=== WHAT THE TASK ASKS ===
Please repeat the lines of the records below word for word, from the line containing "What elements are" through the line containing "517, 731, 540]", and nothing else.

..........

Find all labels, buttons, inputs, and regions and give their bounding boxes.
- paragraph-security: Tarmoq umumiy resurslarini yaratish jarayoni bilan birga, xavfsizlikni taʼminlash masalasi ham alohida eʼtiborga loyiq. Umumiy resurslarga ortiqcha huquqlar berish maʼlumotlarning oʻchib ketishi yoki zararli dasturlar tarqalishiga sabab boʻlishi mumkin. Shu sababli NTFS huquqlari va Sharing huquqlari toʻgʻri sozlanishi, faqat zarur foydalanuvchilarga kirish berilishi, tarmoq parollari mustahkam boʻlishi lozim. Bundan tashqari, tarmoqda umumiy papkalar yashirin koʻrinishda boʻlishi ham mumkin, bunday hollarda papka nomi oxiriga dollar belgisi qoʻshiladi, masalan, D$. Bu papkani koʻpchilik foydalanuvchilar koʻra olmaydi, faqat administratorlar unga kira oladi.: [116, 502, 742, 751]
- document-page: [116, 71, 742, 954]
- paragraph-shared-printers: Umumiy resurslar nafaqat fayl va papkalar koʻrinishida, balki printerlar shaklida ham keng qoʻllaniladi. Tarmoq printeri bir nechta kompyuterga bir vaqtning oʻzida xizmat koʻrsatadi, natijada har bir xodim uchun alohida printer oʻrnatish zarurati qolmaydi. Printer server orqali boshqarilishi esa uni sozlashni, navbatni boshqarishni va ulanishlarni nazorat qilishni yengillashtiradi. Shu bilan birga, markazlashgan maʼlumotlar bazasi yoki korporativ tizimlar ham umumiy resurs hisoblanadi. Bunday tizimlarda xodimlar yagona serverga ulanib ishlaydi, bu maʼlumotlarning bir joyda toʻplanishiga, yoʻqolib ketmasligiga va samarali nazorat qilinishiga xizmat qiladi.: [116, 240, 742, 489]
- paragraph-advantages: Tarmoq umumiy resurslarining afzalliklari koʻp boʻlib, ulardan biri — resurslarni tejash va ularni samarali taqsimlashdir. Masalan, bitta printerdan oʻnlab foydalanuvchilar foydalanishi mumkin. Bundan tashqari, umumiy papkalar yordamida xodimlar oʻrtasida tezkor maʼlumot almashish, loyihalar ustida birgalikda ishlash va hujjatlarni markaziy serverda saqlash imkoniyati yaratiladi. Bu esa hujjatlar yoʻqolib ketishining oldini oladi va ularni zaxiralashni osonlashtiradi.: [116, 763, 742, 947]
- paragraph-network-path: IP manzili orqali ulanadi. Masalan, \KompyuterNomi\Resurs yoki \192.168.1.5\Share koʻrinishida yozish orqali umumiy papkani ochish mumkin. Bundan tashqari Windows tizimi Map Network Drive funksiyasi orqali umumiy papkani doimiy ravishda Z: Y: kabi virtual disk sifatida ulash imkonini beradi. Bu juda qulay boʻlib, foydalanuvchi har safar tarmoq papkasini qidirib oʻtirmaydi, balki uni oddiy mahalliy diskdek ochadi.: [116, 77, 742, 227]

..........

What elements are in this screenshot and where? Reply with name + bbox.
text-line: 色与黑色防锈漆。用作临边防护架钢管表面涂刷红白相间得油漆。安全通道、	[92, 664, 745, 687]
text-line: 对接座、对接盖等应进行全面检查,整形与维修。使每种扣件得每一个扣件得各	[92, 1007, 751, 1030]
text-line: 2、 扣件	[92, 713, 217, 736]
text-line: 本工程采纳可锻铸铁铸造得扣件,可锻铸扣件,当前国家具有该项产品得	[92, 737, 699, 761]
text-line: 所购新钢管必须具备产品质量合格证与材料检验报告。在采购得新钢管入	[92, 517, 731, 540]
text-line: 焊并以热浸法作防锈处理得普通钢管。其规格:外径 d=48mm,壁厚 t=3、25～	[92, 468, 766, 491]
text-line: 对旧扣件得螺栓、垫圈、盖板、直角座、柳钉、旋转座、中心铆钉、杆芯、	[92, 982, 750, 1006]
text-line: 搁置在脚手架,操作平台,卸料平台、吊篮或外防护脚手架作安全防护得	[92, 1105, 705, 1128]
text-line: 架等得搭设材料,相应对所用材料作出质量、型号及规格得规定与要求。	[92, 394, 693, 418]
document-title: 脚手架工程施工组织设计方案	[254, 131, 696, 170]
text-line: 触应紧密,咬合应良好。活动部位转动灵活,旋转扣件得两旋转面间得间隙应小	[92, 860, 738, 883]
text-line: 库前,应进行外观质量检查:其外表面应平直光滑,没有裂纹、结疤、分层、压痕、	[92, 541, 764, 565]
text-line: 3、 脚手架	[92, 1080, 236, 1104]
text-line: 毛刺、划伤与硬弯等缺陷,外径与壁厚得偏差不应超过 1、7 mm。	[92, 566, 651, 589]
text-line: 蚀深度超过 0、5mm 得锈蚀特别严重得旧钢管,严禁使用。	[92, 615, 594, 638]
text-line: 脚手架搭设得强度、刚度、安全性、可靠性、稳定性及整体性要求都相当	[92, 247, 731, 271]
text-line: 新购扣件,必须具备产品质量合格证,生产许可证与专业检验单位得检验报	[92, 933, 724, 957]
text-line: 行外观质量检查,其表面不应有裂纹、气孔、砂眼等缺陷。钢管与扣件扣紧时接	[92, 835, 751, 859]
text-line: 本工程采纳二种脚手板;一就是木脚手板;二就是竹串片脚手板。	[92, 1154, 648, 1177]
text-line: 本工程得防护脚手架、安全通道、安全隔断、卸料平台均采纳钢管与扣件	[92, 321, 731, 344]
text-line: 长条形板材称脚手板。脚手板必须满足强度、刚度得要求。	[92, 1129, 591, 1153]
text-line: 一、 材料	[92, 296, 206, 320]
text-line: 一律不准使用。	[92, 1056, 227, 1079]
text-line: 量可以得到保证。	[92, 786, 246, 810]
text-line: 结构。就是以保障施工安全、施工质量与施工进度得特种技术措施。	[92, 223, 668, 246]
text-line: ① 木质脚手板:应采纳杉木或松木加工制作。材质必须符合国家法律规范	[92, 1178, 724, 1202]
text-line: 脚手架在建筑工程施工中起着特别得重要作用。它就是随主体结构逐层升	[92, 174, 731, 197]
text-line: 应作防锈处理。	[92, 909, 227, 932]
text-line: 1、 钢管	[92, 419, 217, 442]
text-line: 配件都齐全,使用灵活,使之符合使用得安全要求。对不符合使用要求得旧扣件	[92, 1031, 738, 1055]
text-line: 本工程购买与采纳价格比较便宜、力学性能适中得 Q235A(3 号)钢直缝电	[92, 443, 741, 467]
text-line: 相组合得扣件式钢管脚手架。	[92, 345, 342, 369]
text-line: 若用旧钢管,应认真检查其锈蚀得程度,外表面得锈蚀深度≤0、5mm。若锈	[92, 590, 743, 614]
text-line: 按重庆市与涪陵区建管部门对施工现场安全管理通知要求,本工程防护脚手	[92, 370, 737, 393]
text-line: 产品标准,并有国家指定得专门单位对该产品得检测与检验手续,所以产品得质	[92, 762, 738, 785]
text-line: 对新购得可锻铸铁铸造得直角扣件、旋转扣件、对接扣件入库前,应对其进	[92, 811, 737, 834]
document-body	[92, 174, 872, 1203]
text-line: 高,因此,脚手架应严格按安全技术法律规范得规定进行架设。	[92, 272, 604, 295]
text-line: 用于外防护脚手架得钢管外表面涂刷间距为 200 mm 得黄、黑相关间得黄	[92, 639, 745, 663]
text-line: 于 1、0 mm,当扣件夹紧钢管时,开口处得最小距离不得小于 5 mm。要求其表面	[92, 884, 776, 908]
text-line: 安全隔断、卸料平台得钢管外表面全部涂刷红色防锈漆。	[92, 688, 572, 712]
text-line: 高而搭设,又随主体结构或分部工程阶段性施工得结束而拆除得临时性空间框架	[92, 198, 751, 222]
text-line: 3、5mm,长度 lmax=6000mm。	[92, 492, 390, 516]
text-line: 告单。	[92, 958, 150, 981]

..........

=== THE COMPLETED TASK ===
What elements are in this screenshot and where? Reply with name + bbox.
text-line: 色与黑色防锈漆。用作临边防护架钢管表面涂刷红白相间得油漆。安全通道、	[92, 664, 745, 687]
text-line: 对接座、对接盖等应进行全面检查,整形与维修。使每种扣件得每一个扣件得各	[92, 1007, 751, 1030]
text-line: 2、 扣件	[92, 713, 217, 736]
text-line: 本工程采纳可锻铸铁铸造得扣件,可锻铸扣件,当前国家具有该项产品得	[92, 737, 699, 761]
text-line: 所购新钢管必须具备产品质量合格证与材料检验报告。在采购得新钢管入	[92, 517, 731, 540]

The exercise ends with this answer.